** Begin Supplied material **
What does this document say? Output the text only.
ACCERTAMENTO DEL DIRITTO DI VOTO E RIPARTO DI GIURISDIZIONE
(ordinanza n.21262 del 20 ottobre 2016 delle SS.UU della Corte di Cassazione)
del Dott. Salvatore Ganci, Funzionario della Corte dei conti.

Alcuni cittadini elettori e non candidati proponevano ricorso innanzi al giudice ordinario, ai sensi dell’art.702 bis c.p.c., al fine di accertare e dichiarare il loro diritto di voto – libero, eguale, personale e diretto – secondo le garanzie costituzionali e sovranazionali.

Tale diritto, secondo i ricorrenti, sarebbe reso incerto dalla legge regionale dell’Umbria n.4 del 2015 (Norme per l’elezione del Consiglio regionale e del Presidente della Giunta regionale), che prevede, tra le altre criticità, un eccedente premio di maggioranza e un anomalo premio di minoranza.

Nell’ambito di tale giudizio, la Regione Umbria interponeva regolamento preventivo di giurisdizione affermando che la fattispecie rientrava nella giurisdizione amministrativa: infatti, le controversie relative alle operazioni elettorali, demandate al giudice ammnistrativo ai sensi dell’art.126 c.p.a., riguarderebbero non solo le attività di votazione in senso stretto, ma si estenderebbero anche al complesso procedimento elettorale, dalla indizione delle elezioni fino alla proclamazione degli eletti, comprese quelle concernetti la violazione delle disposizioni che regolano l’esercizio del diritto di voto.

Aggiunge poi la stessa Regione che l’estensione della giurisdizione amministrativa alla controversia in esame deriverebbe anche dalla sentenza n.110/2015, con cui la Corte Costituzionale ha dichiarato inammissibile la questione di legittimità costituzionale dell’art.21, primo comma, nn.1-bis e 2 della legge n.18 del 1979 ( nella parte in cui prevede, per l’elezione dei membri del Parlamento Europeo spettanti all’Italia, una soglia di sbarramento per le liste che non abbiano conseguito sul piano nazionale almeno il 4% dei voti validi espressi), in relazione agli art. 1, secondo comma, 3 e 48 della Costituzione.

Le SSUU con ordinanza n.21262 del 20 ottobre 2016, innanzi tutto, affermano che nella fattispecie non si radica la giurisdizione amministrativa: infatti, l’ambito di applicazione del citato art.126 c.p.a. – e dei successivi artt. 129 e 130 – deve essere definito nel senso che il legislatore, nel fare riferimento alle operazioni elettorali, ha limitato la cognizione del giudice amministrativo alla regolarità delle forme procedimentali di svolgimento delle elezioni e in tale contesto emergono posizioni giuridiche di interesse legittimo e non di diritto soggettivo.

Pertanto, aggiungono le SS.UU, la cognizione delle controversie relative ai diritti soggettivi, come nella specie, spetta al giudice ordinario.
** End Supplied material **
Exercise:
Read the data above and pull out each line that holds the string "ordinario".

Written solution:
Alcuni cittadini elettori e non candidati proponevano ricorso innanzi al giudice ordinario, ai sensi dell’art.702 bis c.p.c., al fine di accertare e dichiarare il loro diritto di voto – libero, eguale, personale e diretto – secondo le garanzie costituzionali e sovranazionali.
Pertanto, aggiungono le SS.UU, la cognizione delle controversie relative ai diritti soggettivi, come nella specie, spetta al giudice ordinario.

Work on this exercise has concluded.